• _WHAT IS EXPECTED_:
Write the count of lines that contain the word "ASIA" and nothing else.

* START SOURCE DATA *

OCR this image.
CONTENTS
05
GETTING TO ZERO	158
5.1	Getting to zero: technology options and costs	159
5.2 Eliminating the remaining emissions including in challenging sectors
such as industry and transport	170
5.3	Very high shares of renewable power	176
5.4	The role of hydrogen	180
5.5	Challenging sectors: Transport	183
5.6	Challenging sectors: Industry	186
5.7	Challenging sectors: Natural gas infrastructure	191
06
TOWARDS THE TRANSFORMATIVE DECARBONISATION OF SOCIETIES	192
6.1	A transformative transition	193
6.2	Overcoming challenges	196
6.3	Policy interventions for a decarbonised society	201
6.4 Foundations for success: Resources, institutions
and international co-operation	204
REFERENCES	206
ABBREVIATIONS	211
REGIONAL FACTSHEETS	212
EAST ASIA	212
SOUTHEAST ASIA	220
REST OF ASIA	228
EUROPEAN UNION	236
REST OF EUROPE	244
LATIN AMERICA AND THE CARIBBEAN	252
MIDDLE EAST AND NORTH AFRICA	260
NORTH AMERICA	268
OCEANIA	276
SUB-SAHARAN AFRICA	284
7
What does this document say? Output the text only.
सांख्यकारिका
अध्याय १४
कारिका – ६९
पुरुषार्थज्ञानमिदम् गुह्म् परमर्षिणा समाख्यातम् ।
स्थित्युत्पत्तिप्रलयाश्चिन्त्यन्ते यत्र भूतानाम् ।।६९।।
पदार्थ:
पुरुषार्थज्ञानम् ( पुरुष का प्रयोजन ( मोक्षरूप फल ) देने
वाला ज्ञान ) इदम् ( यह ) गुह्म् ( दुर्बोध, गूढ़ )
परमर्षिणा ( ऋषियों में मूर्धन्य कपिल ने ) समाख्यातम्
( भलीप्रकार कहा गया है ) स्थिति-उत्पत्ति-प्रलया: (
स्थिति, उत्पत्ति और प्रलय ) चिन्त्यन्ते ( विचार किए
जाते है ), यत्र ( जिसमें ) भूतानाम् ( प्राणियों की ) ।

* END SOURCE DATA *

• _FINAL RESULT_:
3